## [Task brief]
Filter the records below and copy every line containing the word "factor".

## [A block of data]
····················
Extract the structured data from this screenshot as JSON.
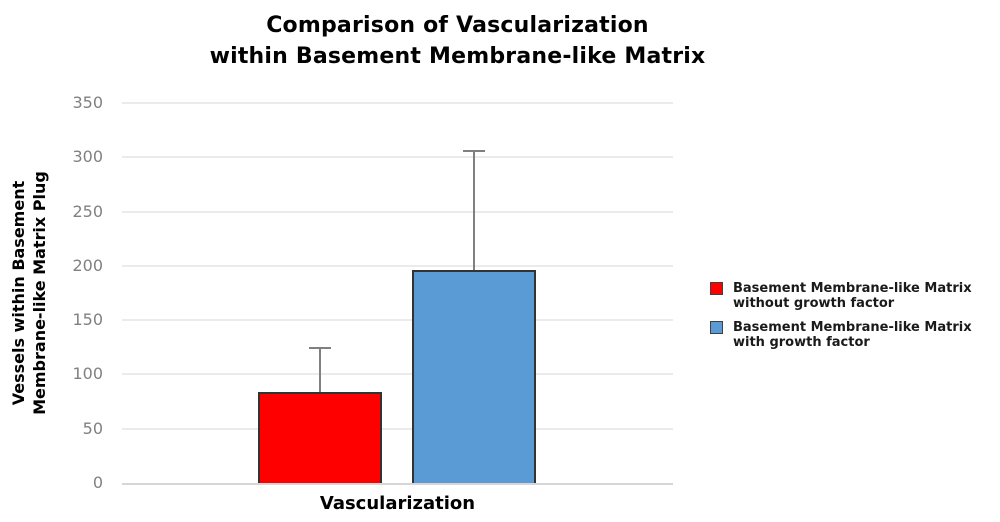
{
  "title": {
    "line1": "Comparison of Vascularization",
    "line2": "within Basement Membrane-like Matrix"
  },
  "y_axis": {
    "label": "Vessels within Basement\nMembrane-like Matrix Plug"
  },
  "x_axis": {
    "label": "Vascularization"
  },
  "legend": {
    "items": [
      {
        "label": "Basement Membrane-like Matrix\nwithout growth factor",
        "color": "#FF0000"
      },
      {
        "label": "Basement Membrane-like Matrix\nwith growth factor",
        "color": "#5B9BD5"
      }
    ]
  },
  "chart_data": {
    "type": "bar",
    "title": "Comparison of Vascularization within Basement Membrane-like Matrix",
    "categories": [
      "Vascularization"
    ],
    "series": [
      {
        "name": "Basement Membrane-like Matrix without growth factor",
        "values": [
          84
        ],
        "error_plus": [
          40
        ],
        "color": "#FF0000"
      },
      {
        "name": "Basement Membrane-like Matrix with growth factor",
        "values": [
          196
        ],
        "error_plus": [
          110
        ],
        "color": "#5B9BD5"
      }
    ],
    "xlabel": "Vascularization",
    "ylabel": "Vessels within Basement Membrane-like Matrix Plug",
    "ylim": [
      0,
      350
    ],
    "yticks": [
      0,
      50,
      100,
      150,
      200,
      250,
      300,
      350
    ],
    "grid": true,
    "legend_position": "right",
    "error_bar_color": "#808080"
  },
  "colors": {
    "background": "#FFFFFF",
    "bar_red": "#FF0000",
    "bar_blue": "#5B9BD5",
    "bar_border": "#333333",
    "gridline": "#EBEBEB",
    "axis_line": "#D6D6D6",
    "tick_label": "#808080",
    "error_bar": "#808080",
    "title_text": "#000000"
  }
}
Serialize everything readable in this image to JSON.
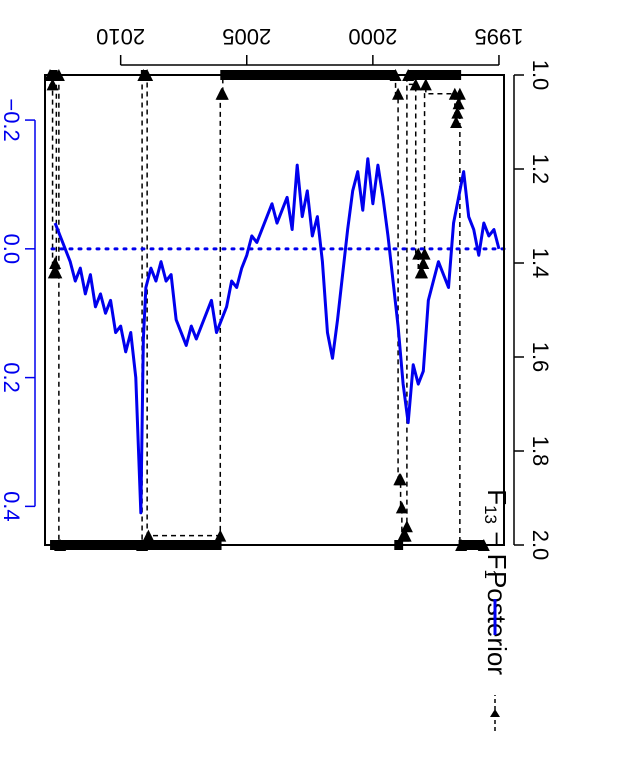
{
  "chart_data": {
    "type": "line",
    "title": "",
    "xlim": [
      1994.8,
      2013.0
    ],
    "x_ticks": [
      1995,
      2000,
      2005,
      2010
    ],
    "x_tick_labels": [
      "1995",
      "2000",
      "2005",
      "2010"
    ],
    "ylim_left": [
      1.0,
      2.0
    ],
    "y_left_ticks": [
      1.0,
      1.2,
      1.4,
      1.6,
      1.8,
      2.0
    ],
    "y_left_tick_labels": [
      "1.0",
      "1.2",
      "1.4",
      "1.6",
      "1.8",
      "2.0"
    ],
    "ylim_right": [
      -0.27,
      0.46
    ],
    "y_right_ticks": [
      -0.2,
      0.0,
      0.2,
      0.4
    ],
    "y_right_tick_labels": [
      "−0.2",
      "0.0",
      "0.2",
      "0.4"
    ],
    "zero_reference_line": 0.0,
    "grid": false,
    "legend_position": "bottom",
    "colors": {
      "posterior": "#000000",
      "difference": "#0000ee",
      "axis_right": "#0000ee"
    },
    "regime_bars": [
      {
        "level": "high",
        "from": 1995.6,
        "to": 1996.6
      },
      {
        "level": "high",
        "from": 1998.8,
        "to": 1999.15
      },
      {
        "level": "high",
        "from": 2006.0,
        "to": 2012.8
      },
      {
        "level": "low",
        "from": 1996.5,
        "to": 1998.6
      },
      {
        "level": "low",
        "from": 1999.1,
        "to": 2006.05
      },
      {
        "level": "low",
        "from": 2008.95,
        "to": 2009.2
      },
      {
        "level": "low",
        "from": 2012.5,
        "to": 2012.8
      }
    ],
    "series": [
      {
        "name": "Posterior",
        "style": "dashed-triangles",
        "x": [
          1995.5,
          1996.55,
          1996.6,
          1996.65,
          1996.7,
          1996.75,
          1996.8,
          1996.85,
          1996.9,
          1996.95,
          1997.0,
          1998.0,
          1998.05,
          1998.1,
          1998.15,
          1998.2,
          1998.25,
          1998.3,
          1998.35,
          1998.4,
          1998.45,
          1998.5,
          1998.55,
          1998.6,
          1998.65,
          1998.7,
          1998.75,
          1998.8,
          1998.85,
          1998.9,
          1998.95,
          1999.0,
          1999.05,
          1999.1,
          1999.15,
          1999.2,
          1999.25,
          1999.3,
          2006.0,
          2006.05,
          2008.9,
          2008.95,
          2009.0,
          2009.05,
          2009.1,
          2012.4,
          2012.45,
          2012.5,
          2012.55,
          2012.6,
          2012.7
        ],
        "y": [
          2.0,
          2.0,
          1.04,
          1.06,
          1.08,
          1.1,
          1.04,
          1.06,
          1.08,
          1.04,
          1.04,
          1.0,
          1.0,
          1.42,
          1.42,
          1.4,
          1.38,
          1.34,
          1.04,
          1.04,
          1.0,
          1.0,
          1.98,
          1.98,
          1.98,
          1.96,
          1.92,
          1.86,
          1.86,
          1.04,
          1.04,
          1.0,
          1.0,
          1.0,
          1.0,
          1.0,
          1.0,
          1.0,
          1.04,
          1.98,
          1.98,
          1.0,
          1.0,
          1.0,
          1.0,
          1.0,
          1.0,
          1.0,
          1.0,
          1.0,
          1.0
        ],
        "values_compact": "step series alternating between high regime (about 2.0) and low regime (about 1.0)",
        "pairs": [
          [
            1995.6,
            2.0
          ],
          [
            1996.5,
            2.0
          ],
          [
            1996.55,
            1.04
          ],
          [
            1996.6,
            1.06
          ],
          [
            1996.65,
            1.08
          ],
          [
            1996.7,
            1.1
          ],
          [
            1996.75,
            1.04
          ],
          [
            1997.9,
            1.02
          ],
          [
            1997.95,
            1.38
          ],
          [
            1998.0,
            1.4
          ],
          [
            1998.05,
            1.42
          ],
          [
            1998.1,
            1.42
          ],
          [
            1998.2,
            1.38
          ],
          [
            1998.3,
            1.02
          ],
          [
            1998.6,
            1.0
          ],
          [
            1998.65,
            1.96
          ],
          [
            1998.7,
            1.98
          ],
          [
            1998.75,
            1.98
          ],
          [
            1998.8,
            1.98
          ],
          [
            1998.85,
            1.92
          ],
          [
            1998.9,
            1.86
          ],
          [
            1998.95,
            1.86
          ],
          [
            1999.0,
            1.04
          ],
          [
            1999.1,
            1.0
          ],
          [
            2005.95,
            1.04
          ],
          [
            2006.0,
            1.04
          ],
          [
            2006.05,
            1.98
          ],
          [
            2008.9,
            1.98
          ],
          [
            2008.95,
            1.0
          ],
          [
            2009.1,
            1.0
          ],
          [
            2009.15,
            2.0
          ],
          [
            2012.4,
            2.0
          ],
          [
            2012.45,
            1.0
          ],
          [
            2012.55,
            1.42
          ],
          [
            2012.6,
            1.4
          ],
          [
            2012.65,
            1.42
          ],
          [
            2012.7,
            1.02
          ],
          [
            2012.8,
            1.0
          ]
        ]
      },
      {
        "name": "F13 − F1",
        "axis": "right",
        "x": [
          1995.0,
          1995.2,
          1995.4,
          1995.6,
          1995.8,
          1996.0,
          1996.2,
          1996.4,
          1996.6,
          1996.8,
          1997.0,
          1997.2,
          1997.4,
          1997.6,
          1997.8,
          1998.0,
          1998.2,
          1998.4,
          1998.6,
          1998.8,
          1999.0,
          1999.2,
          1999.4,
          1999.6,
          1999.8,
          2000.0,
          2000.2,
          2000.4,
          2000.6,
          2000.8,
          2001.0,
          2001.2,
          2001.4,
          2001.6,
          2001.8,
          2002.0,
          2002.2,
          2002.4,
          2002.6,
          2002.8,
          2003.0,
          2003.2,
          2003.4,
          2003.6,
          2003.8,
          2004.0,
          2004.2,
          2004.4,
          2004.6,
          2004.8,
          2005.0,
          2005.2,
          2005.4,
          2005.6,
          2005.8,
          2006.0,
          2006.2,
          2006.4,
          2006.6,
          2006.8,
          2007.0,
          2007.2,
          2007.4,
          2007.6,
          2007.8,
          2008.0,
          2008.2,
          2008.4,
          2008.6,
          2008.8,
          2009.0,
          2009.1,
          2009.2,
          2009.4,
          2009.6,
          2009.8,
          2010.0,
          2010.2,
          2010.4,
          2010.6,
          2010.8,
          2011.0,
          2011.2,
          2011.4,
          2011.6,
          2011.8,
          2012.0,
          2012.2,
          2012.4,
          2012.6
        ],
        "y": [
          0.0,
          -0.03,
          -0.02,
          -0.04,
          0.01,
          -0.03,
          -0.05,
          -0.12,
          -0.08,
          -0.04,
          0.06,
          0.04,
          0.02,
          0.05,
          0.08,
          0.19,
          0.21,
          0.18,
          0.27,
          0.21,
          0.12,
          0.05,
          -0.02,
          -0.08,
          -0.13,
          -0.07,
          -0.14,
          -0.06,
          -0.12,
          -0.09,
          -0.03,
          0.04,
          0.11,
          0.17,
          0.13,
          0.02,
          -0.05,
          -0.02,
          -0.09,
          -0.05,
          -0.13,
          -0.03,
          -0.08,
          -0.06,
          -0.04,
          -0.07,
          -0.05,
          -0.03,
          -0.01,
          -0.02,
          0.01,
          0.03,
          0.06,
          0.05,
          0.09,
          0.11,
          0.13,
          0.08,
          0.1,
          0.12,
          0.14,
          0.12,
          0.15,
          0.13,
          0.11,
          0.04,
          0.05,
          0.02,
          0.05,
          0.03,
          0.06,
          0.14,
          0.41,
          0.2,
          0.13,
          0.16,
          0.12,
          0.13,
          0.08,
          0.1,
          0.07,
          0.09,
          0.04,
          0.07,
          0.03,
          0.05,
          0.02,
          0.0,
          -0.02,
          -0.04
        ]
      }
    ],
    "legend": [
      {
        "label": "Posterior",
        "style": "dashed-triangles"
      },
      {
        "label": "F13 − F1",
        "label_base_1": "F",
        "label_sub_1": "13",
        "label_sep": " − ",
        "label_base_2": "F",
        "label_sub_2": "1",
        "style": "solid-blue"
      }
    ]
  }
}
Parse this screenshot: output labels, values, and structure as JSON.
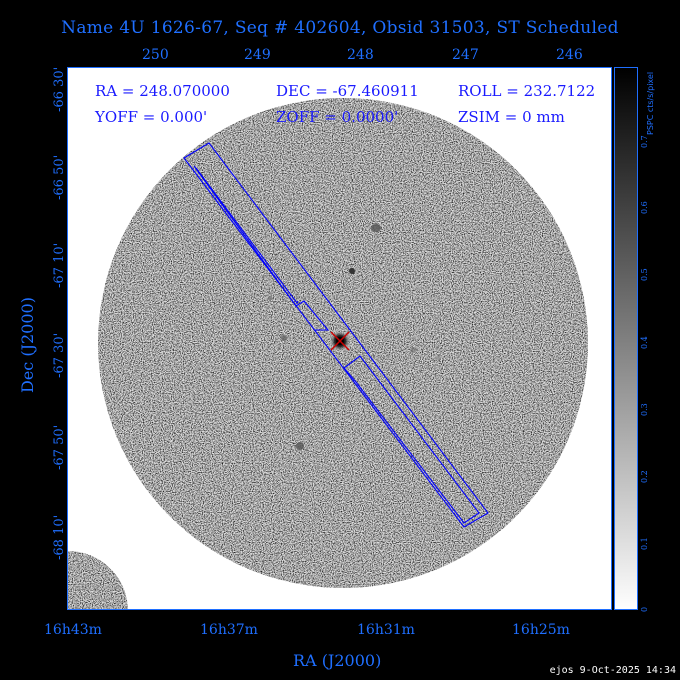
····················
## [Finished answer]
        "label": "Basement Membrane-like Matrix\nwithout growth factor",
        "label": "Basement Membrane-like Matrix\nwith growth factor",
        "name": "Basement Membrane-like Matrix without growth factor",
        "name": "Basement Membrane-like Matrix with growth factor",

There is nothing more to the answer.